• _REQUIREMENTS_: Copy every line in which the string "JSON" occurs.
● ● ●
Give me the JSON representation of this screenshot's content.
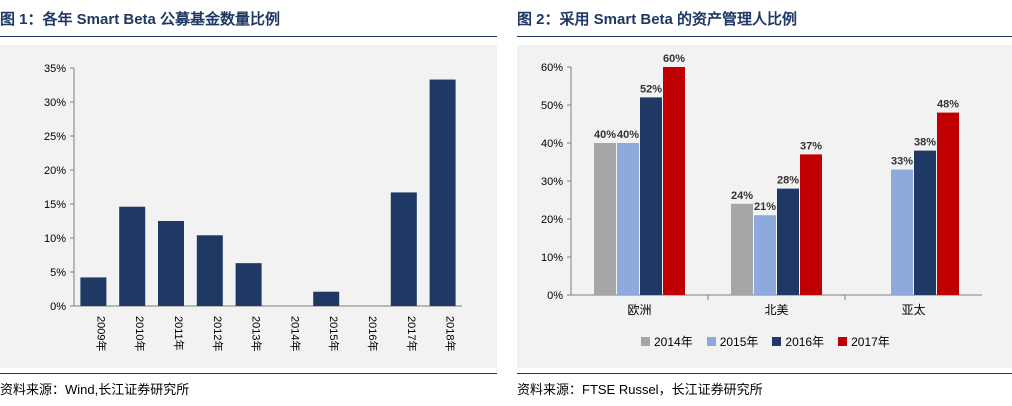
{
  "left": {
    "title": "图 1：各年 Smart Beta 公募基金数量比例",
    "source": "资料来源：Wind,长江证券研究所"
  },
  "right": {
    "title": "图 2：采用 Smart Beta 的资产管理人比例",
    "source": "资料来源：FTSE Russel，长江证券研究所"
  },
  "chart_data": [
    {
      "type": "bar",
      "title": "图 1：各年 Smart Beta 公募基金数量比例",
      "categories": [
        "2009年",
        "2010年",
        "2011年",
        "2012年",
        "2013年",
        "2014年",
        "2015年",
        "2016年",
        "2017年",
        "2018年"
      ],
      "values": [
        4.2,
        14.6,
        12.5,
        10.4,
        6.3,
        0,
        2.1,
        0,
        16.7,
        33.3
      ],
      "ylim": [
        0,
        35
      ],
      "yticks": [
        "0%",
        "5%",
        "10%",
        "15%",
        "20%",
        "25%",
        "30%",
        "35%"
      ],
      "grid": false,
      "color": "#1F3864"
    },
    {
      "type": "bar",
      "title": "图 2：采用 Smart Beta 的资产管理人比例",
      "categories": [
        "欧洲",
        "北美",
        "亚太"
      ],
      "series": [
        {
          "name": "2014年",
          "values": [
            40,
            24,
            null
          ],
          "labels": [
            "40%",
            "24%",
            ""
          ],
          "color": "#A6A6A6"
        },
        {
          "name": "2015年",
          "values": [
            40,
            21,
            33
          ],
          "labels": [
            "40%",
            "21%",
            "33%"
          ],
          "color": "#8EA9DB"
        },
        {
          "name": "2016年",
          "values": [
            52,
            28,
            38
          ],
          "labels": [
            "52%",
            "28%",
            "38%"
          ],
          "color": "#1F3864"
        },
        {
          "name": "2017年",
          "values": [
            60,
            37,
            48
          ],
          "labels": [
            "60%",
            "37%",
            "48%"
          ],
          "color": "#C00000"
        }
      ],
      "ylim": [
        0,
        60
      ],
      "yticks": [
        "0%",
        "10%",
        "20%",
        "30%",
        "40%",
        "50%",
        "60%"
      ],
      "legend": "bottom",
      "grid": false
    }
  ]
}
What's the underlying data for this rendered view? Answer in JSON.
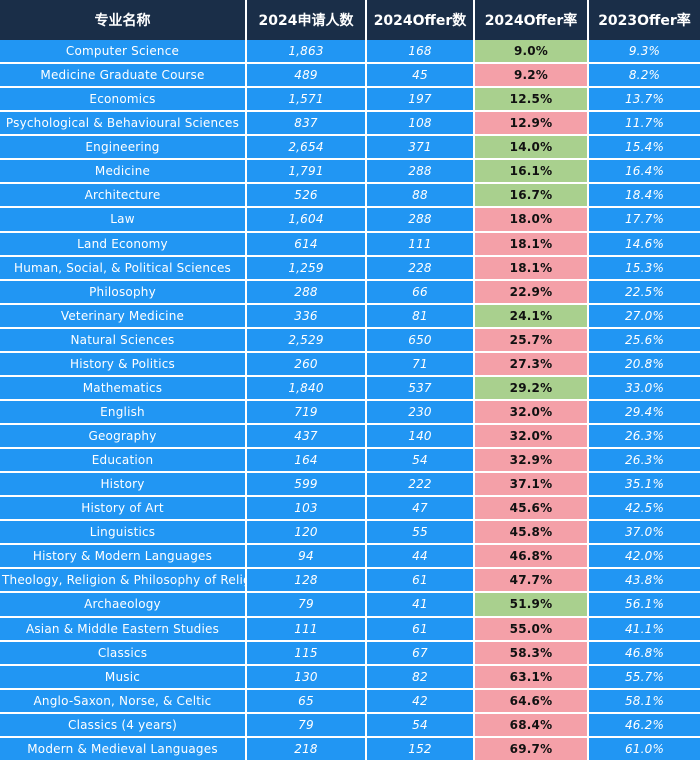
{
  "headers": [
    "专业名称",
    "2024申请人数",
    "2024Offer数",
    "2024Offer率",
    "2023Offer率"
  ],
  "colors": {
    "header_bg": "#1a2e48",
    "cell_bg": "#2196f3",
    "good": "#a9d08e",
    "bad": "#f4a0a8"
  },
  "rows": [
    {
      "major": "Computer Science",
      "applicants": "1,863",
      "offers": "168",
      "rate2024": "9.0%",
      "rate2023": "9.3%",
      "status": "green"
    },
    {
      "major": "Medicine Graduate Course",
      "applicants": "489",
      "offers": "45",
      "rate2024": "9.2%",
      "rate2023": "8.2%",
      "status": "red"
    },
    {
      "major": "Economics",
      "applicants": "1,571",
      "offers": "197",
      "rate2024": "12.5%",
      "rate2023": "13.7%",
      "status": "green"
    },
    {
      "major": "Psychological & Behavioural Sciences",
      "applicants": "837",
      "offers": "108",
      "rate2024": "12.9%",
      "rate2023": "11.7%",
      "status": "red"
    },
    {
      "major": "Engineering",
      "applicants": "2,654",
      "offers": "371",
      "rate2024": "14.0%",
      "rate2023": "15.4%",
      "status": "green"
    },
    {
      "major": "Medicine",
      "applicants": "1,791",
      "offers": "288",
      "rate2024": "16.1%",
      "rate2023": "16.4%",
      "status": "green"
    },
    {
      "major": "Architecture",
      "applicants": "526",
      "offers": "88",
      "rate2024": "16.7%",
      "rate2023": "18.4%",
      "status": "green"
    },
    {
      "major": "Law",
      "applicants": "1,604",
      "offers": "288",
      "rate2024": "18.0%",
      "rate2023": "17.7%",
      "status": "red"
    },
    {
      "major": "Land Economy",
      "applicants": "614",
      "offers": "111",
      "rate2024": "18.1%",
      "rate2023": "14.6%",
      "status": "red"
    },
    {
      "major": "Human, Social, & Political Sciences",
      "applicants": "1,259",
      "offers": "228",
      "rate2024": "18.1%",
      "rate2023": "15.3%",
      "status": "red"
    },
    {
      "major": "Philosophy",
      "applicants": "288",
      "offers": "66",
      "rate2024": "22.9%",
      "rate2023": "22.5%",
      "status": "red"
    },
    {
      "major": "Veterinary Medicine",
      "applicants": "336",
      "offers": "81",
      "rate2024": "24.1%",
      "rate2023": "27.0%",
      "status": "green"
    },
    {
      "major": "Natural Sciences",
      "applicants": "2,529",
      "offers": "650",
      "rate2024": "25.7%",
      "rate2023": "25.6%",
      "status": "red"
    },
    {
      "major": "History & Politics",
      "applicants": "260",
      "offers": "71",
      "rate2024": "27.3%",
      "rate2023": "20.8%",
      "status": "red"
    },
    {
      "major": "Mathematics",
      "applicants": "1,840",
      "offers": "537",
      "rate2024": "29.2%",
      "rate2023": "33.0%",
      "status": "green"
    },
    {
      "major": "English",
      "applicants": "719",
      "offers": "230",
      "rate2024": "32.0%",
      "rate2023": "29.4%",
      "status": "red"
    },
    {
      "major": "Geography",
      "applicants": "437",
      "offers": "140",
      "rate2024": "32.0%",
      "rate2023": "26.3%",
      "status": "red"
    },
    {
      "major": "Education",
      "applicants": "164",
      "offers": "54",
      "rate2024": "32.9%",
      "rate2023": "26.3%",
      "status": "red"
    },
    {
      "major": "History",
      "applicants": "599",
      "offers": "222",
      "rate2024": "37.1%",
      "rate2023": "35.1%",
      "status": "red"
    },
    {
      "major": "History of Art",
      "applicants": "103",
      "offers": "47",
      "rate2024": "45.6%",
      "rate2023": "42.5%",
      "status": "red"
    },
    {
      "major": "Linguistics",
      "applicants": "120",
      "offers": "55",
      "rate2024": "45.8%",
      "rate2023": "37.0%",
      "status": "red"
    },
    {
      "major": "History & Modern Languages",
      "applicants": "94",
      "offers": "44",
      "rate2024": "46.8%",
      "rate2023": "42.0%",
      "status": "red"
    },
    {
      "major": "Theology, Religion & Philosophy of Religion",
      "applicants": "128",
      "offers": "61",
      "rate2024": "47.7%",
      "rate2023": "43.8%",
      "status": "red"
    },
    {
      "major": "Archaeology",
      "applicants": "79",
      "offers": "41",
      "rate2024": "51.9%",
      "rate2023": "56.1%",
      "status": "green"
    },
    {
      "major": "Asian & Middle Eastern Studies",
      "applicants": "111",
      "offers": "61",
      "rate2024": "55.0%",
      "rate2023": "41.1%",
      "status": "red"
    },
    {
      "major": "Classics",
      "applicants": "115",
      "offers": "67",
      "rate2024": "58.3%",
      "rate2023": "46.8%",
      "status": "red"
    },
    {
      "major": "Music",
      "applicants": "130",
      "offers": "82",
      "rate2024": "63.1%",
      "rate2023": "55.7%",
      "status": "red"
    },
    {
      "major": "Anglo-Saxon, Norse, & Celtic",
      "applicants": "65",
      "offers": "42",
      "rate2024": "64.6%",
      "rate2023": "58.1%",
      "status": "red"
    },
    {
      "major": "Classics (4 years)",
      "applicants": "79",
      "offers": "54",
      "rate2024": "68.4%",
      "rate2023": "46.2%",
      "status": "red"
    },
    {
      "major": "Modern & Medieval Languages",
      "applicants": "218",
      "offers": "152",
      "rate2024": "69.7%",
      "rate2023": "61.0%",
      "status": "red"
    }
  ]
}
● ● ●
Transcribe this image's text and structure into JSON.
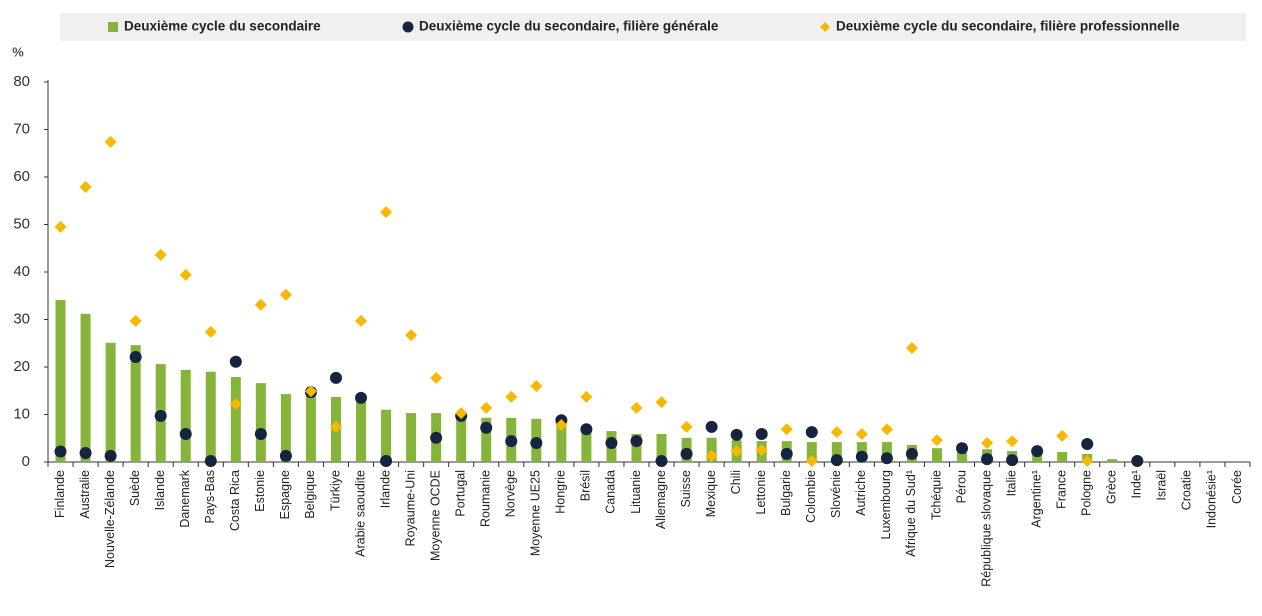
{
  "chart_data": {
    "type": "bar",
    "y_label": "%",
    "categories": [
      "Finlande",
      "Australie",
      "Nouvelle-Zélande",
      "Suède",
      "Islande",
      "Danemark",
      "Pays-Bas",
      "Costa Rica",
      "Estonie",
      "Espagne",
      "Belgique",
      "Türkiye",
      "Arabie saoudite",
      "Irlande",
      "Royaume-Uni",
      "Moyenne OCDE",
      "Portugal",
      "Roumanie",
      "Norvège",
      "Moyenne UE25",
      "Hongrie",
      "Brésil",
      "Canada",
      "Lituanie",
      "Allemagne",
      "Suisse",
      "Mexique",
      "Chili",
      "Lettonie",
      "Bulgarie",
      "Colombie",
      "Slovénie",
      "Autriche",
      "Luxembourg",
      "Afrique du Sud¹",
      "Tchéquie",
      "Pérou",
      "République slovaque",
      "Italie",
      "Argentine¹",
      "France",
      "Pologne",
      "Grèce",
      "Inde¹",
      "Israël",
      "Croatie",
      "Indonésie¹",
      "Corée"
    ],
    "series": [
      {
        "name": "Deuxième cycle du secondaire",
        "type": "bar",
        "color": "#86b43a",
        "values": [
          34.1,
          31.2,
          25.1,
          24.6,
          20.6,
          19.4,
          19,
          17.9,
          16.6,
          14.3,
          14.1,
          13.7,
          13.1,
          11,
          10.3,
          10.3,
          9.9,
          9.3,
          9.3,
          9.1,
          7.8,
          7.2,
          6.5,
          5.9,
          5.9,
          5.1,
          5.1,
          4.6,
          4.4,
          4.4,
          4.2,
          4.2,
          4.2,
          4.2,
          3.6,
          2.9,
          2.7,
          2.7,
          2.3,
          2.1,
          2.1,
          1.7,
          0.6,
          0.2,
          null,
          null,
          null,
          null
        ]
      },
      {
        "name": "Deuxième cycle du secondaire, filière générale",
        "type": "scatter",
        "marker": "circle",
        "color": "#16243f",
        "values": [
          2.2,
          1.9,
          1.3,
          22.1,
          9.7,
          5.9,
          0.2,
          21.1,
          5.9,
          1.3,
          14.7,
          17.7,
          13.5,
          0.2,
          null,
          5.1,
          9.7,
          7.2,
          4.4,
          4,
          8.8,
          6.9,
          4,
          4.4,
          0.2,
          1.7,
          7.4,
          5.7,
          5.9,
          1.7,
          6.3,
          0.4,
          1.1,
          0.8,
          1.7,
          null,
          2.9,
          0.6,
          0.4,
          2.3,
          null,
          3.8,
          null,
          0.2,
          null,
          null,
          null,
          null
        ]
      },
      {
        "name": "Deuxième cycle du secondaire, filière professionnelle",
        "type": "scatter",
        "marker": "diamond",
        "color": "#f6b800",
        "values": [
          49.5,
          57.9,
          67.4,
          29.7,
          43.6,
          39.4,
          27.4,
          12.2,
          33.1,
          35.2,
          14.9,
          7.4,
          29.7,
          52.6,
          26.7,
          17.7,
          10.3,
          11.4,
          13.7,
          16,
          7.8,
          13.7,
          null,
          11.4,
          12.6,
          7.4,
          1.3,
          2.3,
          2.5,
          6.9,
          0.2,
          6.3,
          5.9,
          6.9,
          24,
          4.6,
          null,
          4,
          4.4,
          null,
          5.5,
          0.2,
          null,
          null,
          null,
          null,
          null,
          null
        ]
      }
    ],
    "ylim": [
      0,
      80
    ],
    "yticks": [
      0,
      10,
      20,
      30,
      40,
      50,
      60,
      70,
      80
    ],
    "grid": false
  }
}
● ● ●
• _COMPLETE ANSWER_:
Give me the JSON representation of this screenshot's content.
What's the underlying data for this rendered view? Answer in JSON.
Transcribe this image's text and structure into JSON.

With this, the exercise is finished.